TA0 v3.21.08 - pycuda._driver.LogicError: cuInit failed: system not yet initialized

Please provide the following information when requesting support.

Hardware
NVIDIA A100-SXM4-40GB
• Network Type
YOLOv4
• TAO Version

tao info
Configuration of the TAO Toolkit Instance
dockers: ['nvidia/tao/tao-toolkit-tf', 'nvidia/tao/tao-toolkit-pyt', 'nvidia/tao/tao-toolkit-lm']
format_version: 1.0
toolkit_version: 3.21.08
published_date: 08/17/2021

Hi there,

I am trying to train YOLOv4 on a AWS P4 instance created from the NVIDIA Deep Learning Base AMI 2024.03.4-676eed8d-dcf5-4784-87d7-0de463205c17.
I thought everything should run smoothly but it is not the case.

When trying to start a training with tao yolo_v4 train, I am getting the following error:

tao yolo_v4 train
2024-04-23 06:08:09,250 [INFO] root: Registry: ['nvcr.io']
Matplotlib created a temporary config/cache directory at /tmp/matplotlib-9z6ezlfr because the default path (/.config/matplotlib) is not a writable directory; it is highly recommended to set the MPLCONFIGDIR environment variable to a writable directory, in particular to speed up the import of Matplotlib and to better support multiprocessing.
Using TensorFlow backend.
Traceback (most recent call last):
  File "/usr/local/bin/yolo_v4", line 8, in <module>
    sys.exit(main())

_Problems to work on_
a - Rewrite the paragraph of the forum post that begins "I am trying to train YOLOv4" as one shorter sentence that keeps its main facts.
b - Answer the following questions using the forum post, one answer per line, marked as the questions are.
(i) Which hardware does the forum post list?
(ii) What published date does the TAO Toolkit configuration show?
(iii) At what path did Matplotlib create a temporary config/cache directory?

_Recorded data_
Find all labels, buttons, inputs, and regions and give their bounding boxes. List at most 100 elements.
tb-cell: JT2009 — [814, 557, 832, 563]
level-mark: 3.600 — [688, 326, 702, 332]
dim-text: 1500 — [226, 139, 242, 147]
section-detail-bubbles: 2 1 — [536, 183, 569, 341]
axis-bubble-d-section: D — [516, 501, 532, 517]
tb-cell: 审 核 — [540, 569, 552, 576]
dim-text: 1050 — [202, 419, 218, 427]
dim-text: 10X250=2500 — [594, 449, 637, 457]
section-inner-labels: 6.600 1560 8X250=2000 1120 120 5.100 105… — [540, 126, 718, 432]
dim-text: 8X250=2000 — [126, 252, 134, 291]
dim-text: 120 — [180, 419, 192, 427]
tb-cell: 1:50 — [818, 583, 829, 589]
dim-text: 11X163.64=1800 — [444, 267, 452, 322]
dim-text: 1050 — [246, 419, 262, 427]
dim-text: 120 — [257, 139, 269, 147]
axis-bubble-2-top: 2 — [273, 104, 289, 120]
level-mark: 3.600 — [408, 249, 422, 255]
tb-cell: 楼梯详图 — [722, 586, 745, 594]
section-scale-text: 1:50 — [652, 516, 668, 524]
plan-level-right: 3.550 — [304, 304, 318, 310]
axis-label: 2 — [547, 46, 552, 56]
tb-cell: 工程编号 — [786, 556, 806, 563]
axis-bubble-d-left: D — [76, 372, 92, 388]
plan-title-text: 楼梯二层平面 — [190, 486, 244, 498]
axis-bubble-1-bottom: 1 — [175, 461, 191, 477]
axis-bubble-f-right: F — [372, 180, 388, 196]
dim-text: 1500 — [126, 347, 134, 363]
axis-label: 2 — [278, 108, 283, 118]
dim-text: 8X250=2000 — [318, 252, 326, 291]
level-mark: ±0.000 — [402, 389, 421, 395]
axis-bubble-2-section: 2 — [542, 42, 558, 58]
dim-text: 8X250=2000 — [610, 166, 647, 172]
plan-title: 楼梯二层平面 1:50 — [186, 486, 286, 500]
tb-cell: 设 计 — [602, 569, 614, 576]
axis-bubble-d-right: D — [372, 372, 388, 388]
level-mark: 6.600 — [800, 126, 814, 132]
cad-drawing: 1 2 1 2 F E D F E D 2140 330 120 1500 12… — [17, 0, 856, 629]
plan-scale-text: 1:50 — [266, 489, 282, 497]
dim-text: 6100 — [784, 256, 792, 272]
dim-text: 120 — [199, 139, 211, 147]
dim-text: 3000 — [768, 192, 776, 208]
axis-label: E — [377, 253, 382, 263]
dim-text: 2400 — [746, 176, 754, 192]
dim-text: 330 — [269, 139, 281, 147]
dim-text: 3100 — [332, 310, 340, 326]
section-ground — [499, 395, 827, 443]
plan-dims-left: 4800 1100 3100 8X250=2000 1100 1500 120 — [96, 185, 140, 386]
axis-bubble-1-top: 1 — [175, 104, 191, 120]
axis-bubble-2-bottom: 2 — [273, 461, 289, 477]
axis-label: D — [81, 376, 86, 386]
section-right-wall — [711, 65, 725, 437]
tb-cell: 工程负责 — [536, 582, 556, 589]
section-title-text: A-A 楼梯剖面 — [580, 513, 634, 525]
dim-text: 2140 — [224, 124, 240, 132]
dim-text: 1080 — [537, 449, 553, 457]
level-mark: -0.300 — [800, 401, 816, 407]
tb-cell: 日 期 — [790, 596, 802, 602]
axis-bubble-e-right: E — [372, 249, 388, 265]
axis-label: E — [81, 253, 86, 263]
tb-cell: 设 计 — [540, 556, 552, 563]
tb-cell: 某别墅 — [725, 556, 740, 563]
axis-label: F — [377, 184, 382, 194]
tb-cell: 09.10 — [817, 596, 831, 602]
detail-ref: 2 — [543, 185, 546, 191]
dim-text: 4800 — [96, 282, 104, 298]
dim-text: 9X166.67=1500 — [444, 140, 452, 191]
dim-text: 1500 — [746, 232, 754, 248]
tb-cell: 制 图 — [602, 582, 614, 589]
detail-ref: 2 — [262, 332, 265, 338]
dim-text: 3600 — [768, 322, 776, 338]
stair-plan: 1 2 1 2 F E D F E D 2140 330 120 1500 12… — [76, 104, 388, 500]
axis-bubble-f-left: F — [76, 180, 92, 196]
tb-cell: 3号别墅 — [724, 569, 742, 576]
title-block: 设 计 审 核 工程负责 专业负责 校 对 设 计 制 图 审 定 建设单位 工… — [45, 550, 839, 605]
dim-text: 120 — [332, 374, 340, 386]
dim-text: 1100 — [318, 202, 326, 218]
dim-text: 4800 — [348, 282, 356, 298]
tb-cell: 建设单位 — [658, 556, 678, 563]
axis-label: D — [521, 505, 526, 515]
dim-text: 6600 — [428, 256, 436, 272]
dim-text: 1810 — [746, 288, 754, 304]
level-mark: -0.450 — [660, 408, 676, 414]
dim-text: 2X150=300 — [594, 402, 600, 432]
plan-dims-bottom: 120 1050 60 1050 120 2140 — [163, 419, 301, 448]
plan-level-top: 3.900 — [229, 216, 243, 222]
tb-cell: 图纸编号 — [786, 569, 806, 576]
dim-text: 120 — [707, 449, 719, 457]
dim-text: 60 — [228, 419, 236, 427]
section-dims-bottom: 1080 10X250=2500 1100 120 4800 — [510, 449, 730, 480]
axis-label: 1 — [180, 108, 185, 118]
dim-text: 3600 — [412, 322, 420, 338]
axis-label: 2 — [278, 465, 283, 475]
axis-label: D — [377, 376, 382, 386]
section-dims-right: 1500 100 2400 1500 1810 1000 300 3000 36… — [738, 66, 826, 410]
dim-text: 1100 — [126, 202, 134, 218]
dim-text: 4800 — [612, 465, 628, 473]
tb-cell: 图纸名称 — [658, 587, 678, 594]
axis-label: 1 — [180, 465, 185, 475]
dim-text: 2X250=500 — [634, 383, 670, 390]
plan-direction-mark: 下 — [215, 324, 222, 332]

_Expected responses_
a - The poster is trying to train YOLOv4 on an AWS P4 instance created from the NVIDIA Deep Learning Base AMI 2024.03.4-676eed8d-dcf5-4784-87d7-0de463205c17, but it is not running smoothly as expected.

b -
(i) NVIDIA A100-SXM4-40GB
(ii) 08/17/2021
(iii) /tmp/matplotlib-9z6ezlfr